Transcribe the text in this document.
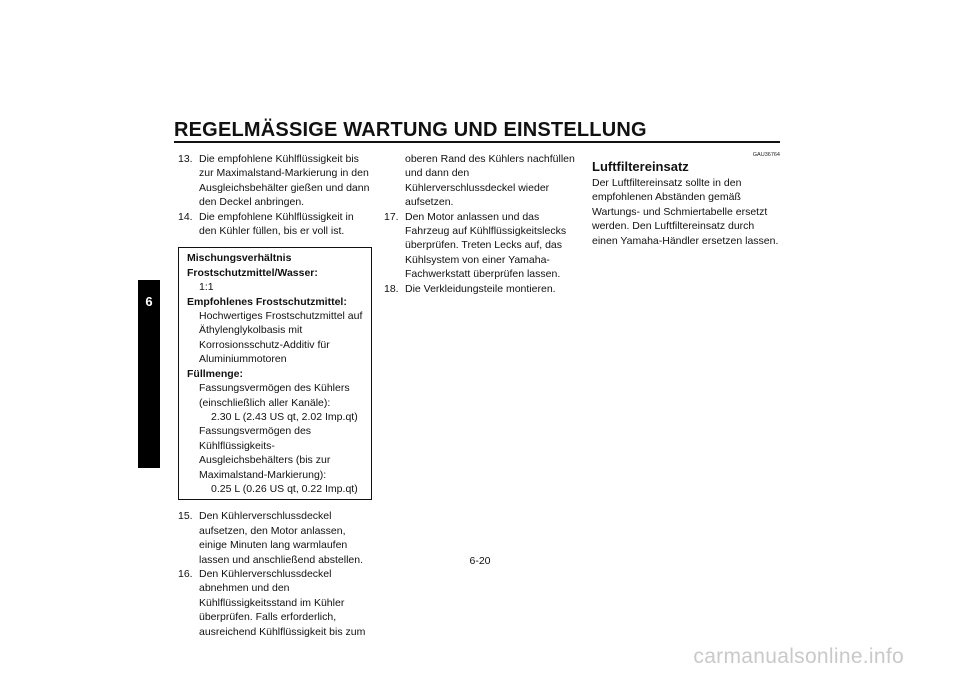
REGELMÄSSIGE WARTUNG UND EINSTELLUNG
6
13. Die empfohlene Kühlflüssigkeit bis zur Maximalstand-Markierung in den Ausgleichsbehälter gießen und dann den Deckel anbringen.
14. Die empfohlene Kühlflüssigkeit in den Kühler füllen, bis er voll ist.
Mischungsverhältnis Frostschutzmittel/Wasser:
1:1
Empfohlenes Frostschutzmittel:
Hochwertiges Frostschutzmittel auf Äthylenglykolbasis mit Korrosionsschutz-Additiv für Aluminiummotoren
Füllmenge:
Fassungsvermögen des Kühlers (einschließlich aller Kanäle):
2.30 L (2.43 US qt, 2.02 Imp.qt)
Fassungsvermögen des Kühlflüssigkeits-Ausgleichsbehälters (bis zur Maximalstand-Markierung):
0.25 L (0.26 US qt, 0.22 Imp.qt)
15. Den Kühlerverschlussdeckel aufsetzen, den Motor anlassen, einige Minuten lang warmlaufen lassen und anschließend abstellen.
16. Den Kühlerverschlussdeckel abnehmen und den Kühlflüssigkeitsstand im Kühler überprüfen. Falls erforderlich, ausreichend Kühlflüssigkeit bis zum
oberen Rand des Kühlers nachfüllen und dann den Kühlerverschlussdeckel wieder aufsetzen.
17. Den Motor anlassen und das Fahrzeug auf Kühlflüssigkeitslecks überprüfen. Treten Lecks auf, das Kühlsystem von einer Yamaha-Fachwerkstatt überprüfen lassen.
18. Die Verkleidungsteile montieren.
GAU36764
Luftfiltereinsatz

Der Luftfiltereinsatz sollte in den empfohlenen Abständen gemäß Wartungs- und Schmiertabelle ersetzt werden. Den Luftfiltereinsatz durch einen Yamaha-Händler ersetzen lassen.

6-20
carmanualsonline.info
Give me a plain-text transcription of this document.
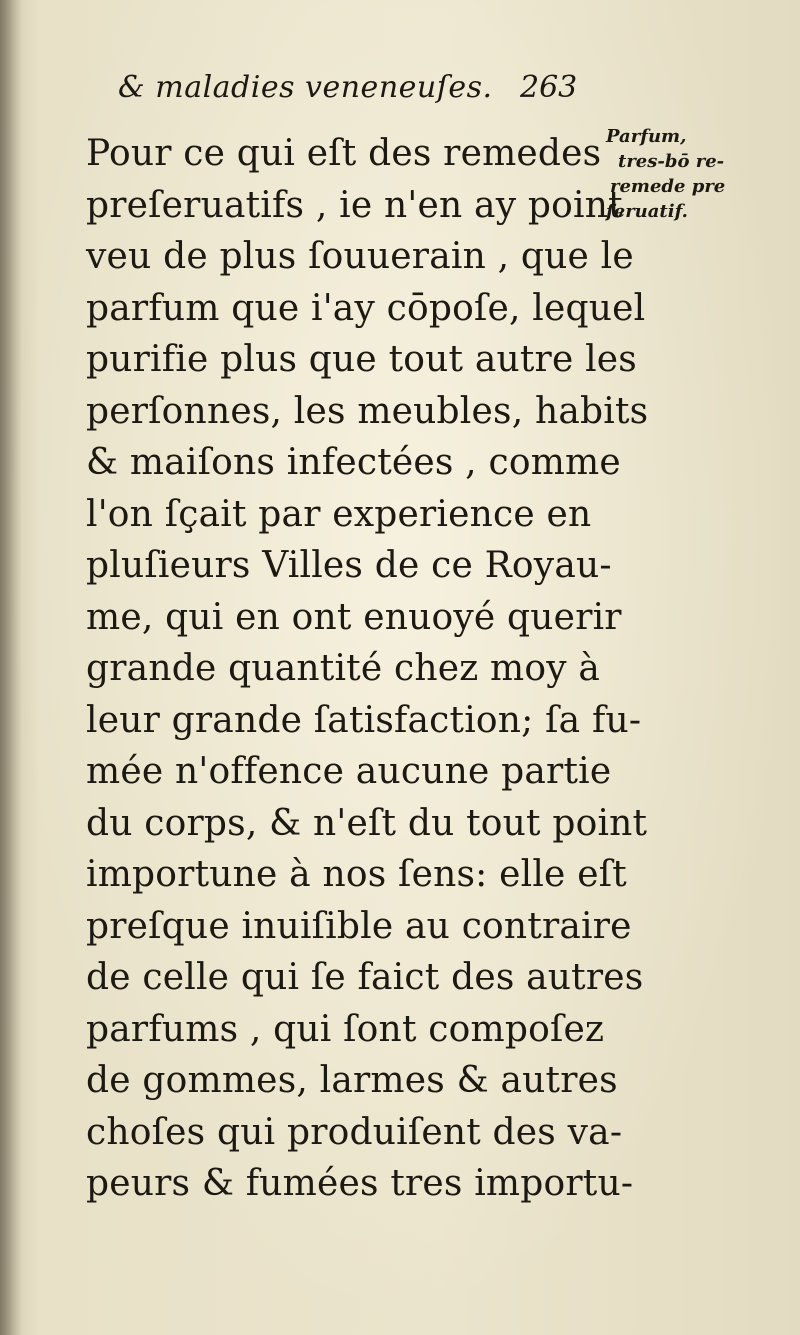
& maladies veneneuſes. 263
Pour ce qui eſt des remedes
preſeruatifs , ie n'en ay point
veu de plus ſouuerain , que le
parfum que i'ay cōpoſe, lequel
purifie plus que tout autre les
perſonnes, les meubles, habits
& maiſons infectées , comme
l'on ſçait par experience en
pluſieurs Villes de ce Royau-
me, qui en ont enuoyé querir
grande quantité chez moy à
leur grande ſatisfaction; ſa fu-
mée n'offence aucune partie
du corps, & n'eſt du tout point
importune à nos ſens: elle eſt
preſque inuiſible au contraire
de celle qui ſe faict des autres
parfums , qui ſont compoſez
de gommes, larmes & autres
choſes qui produiſent des va-
peurs & fumées tres importu-
Parfum,
tres-bō re-
remede pre
ſeruatif.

----

_INSTRUCTIONS TO FOLLOW_. Write out an exact reproduction of the lines from the line that holds "Give me a plain-text" to the bottom of the listing above, both ends included. Exclude pictures.

_ANSWER TO THE PROBLEM_.
Give me a plain-text transcription of this document.
& maladies veneneuſes. 263
Pour ce qui eſt des remedes
preſeruatifs , ie n'en ay point
veu de plus ſouuerain , que le
parfum que i'ay cōpoſe, lequel
purifie plus que tout autre les
perſonnes, les meubles, habits
& maiſons infectées , comme
l'on ſçait par experience en
pluſieurs Villes de ce Royau-
me, qui en ont enuoyé querir
grande quantité chez moy à
leur grande ſatisfaction; ſa fu-
mée n'offence aucune partie
du corps, & n'eſt du tout point
importune à nos ſens: elle eſt
preſque inuiſible au contraire
de celle qui ſe faict des autres
parfums , qui ſont compoſez
de gommes, larmes & autres
choſes qui produiſent des va-
peurs & fumées tres importu-
Parfum,
tres-bō re-
remede pre
ſeruatif.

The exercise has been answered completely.